#### [TO BE DONE]
Give the material again in full, matching it exactly.

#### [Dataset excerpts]

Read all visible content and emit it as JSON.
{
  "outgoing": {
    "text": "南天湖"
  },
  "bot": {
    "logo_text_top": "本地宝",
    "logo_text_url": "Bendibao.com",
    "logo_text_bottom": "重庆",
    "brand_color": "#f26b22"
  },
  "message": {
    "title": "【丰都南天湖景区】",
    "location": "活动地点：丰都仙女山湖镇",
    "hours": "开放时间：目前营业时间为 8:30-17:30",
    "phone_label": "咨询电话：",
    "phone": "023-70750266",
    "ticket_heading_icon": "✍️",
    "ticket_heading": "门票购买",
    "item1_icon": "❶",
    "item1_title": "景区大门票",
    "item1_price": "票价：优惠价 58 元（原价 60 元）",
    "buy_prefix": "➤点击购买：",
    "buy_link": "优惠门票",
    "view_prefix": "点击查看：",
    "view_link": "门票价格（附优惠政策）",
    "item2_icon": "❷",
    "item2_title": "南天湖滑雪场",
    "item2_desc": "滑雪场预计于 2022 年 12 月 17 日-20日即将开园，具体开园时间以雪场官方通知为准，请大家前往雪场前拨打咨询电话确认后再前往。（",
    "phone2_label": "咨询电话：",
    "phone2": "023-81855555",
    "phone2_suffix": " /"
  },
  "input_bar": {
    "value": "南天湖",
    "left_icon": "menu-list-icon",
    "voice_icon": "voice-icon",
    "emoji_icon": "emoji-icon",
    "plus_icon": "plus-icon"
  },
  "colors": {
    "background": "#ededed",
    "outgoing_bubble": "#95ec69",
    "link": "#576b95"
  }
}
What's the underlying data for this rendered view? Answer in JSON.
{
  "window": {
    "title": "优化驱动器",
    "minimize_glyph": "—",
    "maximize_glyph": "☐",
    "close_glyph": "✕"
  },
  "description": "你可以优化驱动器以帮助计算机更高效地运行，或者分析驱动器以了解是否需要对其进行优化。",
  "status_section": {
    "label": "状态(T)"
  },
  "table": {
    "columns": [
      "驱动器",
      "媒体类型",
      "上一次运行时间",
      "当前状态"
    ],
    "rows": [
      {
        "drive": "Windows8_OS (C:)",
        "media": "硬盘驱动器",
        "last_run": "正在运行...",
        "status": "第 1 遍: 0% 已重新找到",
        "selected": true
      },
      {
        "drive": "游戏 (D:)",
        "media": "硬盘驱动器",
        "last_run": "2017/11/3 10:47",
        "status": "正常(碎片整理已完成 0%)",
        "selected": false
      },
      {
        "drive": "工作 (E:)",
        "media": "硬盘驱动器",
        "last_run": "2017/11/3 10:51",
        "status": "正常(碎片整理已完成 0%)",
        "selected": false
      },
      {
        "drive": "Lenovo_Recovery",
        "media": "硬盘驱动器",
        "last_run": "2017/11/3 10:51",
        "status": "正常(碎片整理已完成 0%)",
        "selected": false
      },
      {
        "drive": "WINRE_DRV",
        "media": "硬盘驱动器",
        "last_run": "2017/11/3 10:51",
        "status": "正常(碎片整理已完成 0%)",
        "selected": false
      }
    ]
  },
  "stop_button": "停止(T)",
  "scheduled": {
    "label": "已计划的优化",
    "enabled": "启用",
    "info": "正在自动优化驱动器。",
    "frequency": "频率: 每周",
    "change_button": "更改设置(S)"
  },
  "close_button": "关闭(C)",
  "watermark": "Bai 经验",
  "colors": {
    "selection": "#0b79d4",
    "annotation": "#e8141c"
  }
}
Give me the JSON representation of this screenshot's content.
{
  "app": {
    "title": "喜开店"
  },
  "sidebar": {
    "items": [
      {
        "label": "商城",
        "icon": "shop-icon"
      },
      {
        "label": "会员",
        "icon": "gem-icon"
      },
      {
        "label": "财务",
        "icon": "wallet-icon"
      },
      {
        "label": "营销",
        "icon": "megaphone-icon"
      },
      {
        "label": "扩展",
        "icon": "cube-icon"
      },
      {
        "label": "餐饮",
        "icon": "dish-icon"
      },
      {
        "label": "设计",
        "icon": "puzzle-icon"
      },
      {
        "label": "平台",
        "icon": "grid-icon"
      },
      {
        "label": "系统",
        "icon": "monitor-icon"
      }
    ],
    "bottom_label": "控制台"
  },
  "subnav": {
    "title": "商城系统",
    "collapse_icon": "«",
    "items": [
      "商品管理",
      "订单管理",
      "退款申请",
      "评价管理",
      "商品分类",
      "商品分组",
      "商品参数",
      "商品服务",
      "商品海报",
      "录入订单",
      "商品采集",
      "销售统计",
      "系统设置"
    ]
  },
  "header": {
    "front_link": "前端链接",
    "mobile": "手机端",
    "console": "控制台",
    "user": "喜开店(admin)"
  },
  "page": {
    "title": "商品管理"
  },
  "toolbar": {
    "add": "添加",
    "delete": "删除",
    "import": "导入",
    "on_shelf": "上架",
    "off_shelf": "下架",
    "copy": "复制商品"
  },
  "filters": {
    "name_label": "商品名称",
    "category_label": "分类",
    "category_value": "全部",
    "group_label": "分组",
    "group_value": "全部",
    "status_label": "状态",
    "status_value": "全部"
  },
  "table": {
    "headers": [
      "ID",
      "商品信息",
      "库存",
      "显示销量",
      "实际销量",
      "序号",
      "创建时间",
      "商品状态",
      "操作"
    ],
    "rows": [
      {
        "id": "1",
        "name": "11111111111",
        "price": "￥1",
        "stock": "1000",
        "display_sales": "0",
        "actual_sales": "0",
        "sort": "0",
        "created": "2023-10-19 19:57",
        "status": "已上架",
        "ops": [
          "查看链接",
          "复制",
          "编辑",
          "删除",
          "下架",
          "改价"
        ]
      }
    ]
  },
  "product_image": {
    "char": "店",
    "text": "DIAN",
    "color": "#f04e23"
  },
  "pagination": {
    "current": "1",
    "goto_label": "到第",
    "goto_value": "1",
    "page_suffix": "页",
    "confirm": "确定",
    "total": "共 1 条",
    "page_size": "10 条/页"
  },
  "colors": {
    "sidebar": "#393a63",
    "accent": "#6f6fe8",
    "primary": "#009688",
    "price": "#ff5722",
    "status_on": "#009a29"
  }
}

#### [WRITTEN SOLUTION]
Read all visible content and emit it as JSON.
{
  "outgoing": {
    "text": "南天湖"
  },
  "bot": {
    "logo_text_top": "本地宝",
    "logo_text_url": "Bendibao.com",
    "logo_text_bottom": "重庆",
    "brand_color": "#f26b22"
  },
  "message": {
    "title": "【丰都南天湖景区】",
    "location": "活动地点：丰都仙女山湖镇",
    "hours": "开放时间：目前营业时间为 8:30-17:30",
    "phone_label": "咨询电话：",
    "phone": "023-70750266",
    "ticket_heading_icon": "✍️",
    "ticket_heading": "门票购买",
    "item1_icon": "❶",
    "item1_title": "景区大门票",
    "item1_price": "票价：优惠价 58 元（原价 60 元）",
    "buy_prefix": "➤点击购买：",
    "buy_link": "优惠门票",
    "view_prefix": "点击查看：",
    "view_link": "门票价格（附优惠政策）",
    "item2_icon": "❷",
    "item2_title": "南天湖滑雪场",
    "item2_desc": "滑雪场预计于 2022 年 12 月 17 日-20日即将开园，具体开园时间以雪场官方通知为准，请大家前往雪场前拨打咨询电话确认后再前往。（",
    "phone2_label": "咨询电话：",
    "phone2": "023-81855555",
    "phone2_suffix": " /"
  },
  "input_bar": {
    "value": "南天湖",
    "left_icon": "menu-list-icon",
    "voice_icon": "voice-icon",
    "emoji_icon": "emoji-icon",
    "plus_icon": "plus-icon"
  },
  "colors": {
    "background": "#ededed",
    "outgoing_bubble": "#95ec69",
    "link": "#576b95"
  }
}
What's the underlying data for this rendered view? Answer in JSON.
{
  "window": {
    "title": "优化驱动器",
    "minimize_glyph": "—",
    "maximize_glyph": "☐",
    "close_glyph": "✕"
  },
  "description": "你可以优化驱动器以帮助计算机更高效地运行，或者分析驱动器以了解是否需要对其进行优化。",
  "status_section": {
    "label": "状态(T)"
  },
  "table": {
    "columns": [
      "驱动器",
      "媒体类型",
      "上一次运行时间",
      "当前状态"
    ],
    "rows": [
      {
        "drive": "Windows8_OS (C:)",
        "media": "硬盘驱动器",
        "last_run": "正在运行...",
        "status": "第 1 遍: 0% 已重新找到",
        "selected": true
      },
      {
        "drive": "游戏 (D:)",
        "media": "硬盘驱动器",
        "last_run": "2017/11/3 10:47",
        "status": "正常(碎片整理已完成 0%)",
        "selected": false
      },
      {
        "drive": "工作 (E:)",
        "media": "硬盘驱动器",
        "last_run": "2017/11/3 10:51",
        "status": "正常(碎片整理已完成 0%)",
        "selected": false
      },
      {
        "drive": "Lenovo_Recovery",
        "media": "硬盘驱动器",
        "last_run": "2017/11/3 10:51",
        "status": "正常(碎片整理已完成 0%)",
        "selected": false
      },
      {
        "drive": "WINRE_DRV",
        "media": "硬盘驱动器",
        "last_run": "2017/11/3 10:51",
        "status": "正常(碎片整理已完成 0%)",
        "selected": false
      }
    ]
  },
  "stop_button": "停止(T)",
  "scheduled": {
    "label": "已计划的优化",
    "enabled": "启用",
    "info": "正在自动优化驱动器。",
    "frequency": "频率: 每周",
    "change_button": "更改设置(S)"
  },
  "close_button": "关闭(C)",
  "watermark": "Bai 经验",
  "colors": {
    "selection": "#0b79d4",
    "annotation": "#e8141c"
  }
}
Give me the JSON representation of this screenshot's content.
{
  "app": {
    "title": "喜开店"
  },
  "sidebar": {
    "items": [
      {
        "label": "商城",
        "icon": "shop-icon"
      },
      {
        "label": "会员",
        "icon": "gem-icon"
      },
      {
        "label": "财务",
        "icon": "wallet-icon"
      },
      {
        "label": "营销",
        "icon": "megaphone-icon"
      },
      {
        "label": "扩展",
        "icon": "cube-icon"
      },
      {
        "label": "餐饮",
        "icon": "dish-icon"
      },
      {
        "label": "设计",
        "icon": "puzzle-icon"
      },
      {
        "label": "平台",
        "icon": "grid-icon"
      },
      {
        "label": "系统",
        "icon": "monitor-icon"
      }
    ],
    "bottom_label": "控制台"
  },
  "subnav": {
    "title": "商城系统",
    "collapse_icon": "«",
    "items": [
      "商品管理",
      "订单管理",
      "退款申请",
      "评价管理",
      "商品分类",
      "商品分组",
      "商品参数",
      "商品服务",
      "商品海报",
      "录入订单",
      "商品采集",
      "销售统计",
      "系统设置"
    ]
  },
  "header": {
    "front_link": "前端链接",
    "mobile": "手机端",
    "console": "控制台",
    "user": "喜开店(admin)"
  },
  "page": {
    "title": "商品管理"
  },
  "toolbar": {
    "add": "添加",
    "delete": "删除",
    "import": "导入",
    "on_shelf": "上架",
    "off_shelf": "下架",
    "copy": "复制商品"
  },
  "filters": {
    "name_label": "商品名称",
    "category_label": "分类",
    "category_value": "全部",
    "group_label": "分组",
    "group_value": "全部",
    "status_label": "状态",
    "status_value": "全部"
  },
  "table": {
    "headers": [
      "ID",
      "商品信息",
      "库存",
      "显示销量",
      "实际销量",
      "序号",
      "创建时间",
      "商品状态",
      "操作"
    ],
    "rows": [
      {
        "id": "1",
        "name": "11111111111",
        "price": "￥1",
        "stock": "1000",
        "display_sales": "0",
        "actual_sales": "0",
        "sort": "0",
        "created": "2023-10-19 19:57",
        "status": "已上架",
        "ops": [
          "查看链接",
          "复制",
          "编辑",
          "删除",
          "下架",
          "改价"
        ]
      }
    ]
  },
  "product_image": {
    "char": "店",
    "text": "DIAN",
    "color": "#f04e23"
  },
  "pagination": {
    "current": "1",
    "goto_label": "到第",
    "goto_value": "1",
    "page_suffix": "页",
    "confirm": "确定",
    "total": "共 1 条",
    "page_size": "10 条/页"
  },
  "colors": {
    "sidebar": "#393a63",
    "accent": "#6f6fe8",
    "primary": "#009688",
    "price": "#ff5722",
    "status_on": "#009a29"
  }
}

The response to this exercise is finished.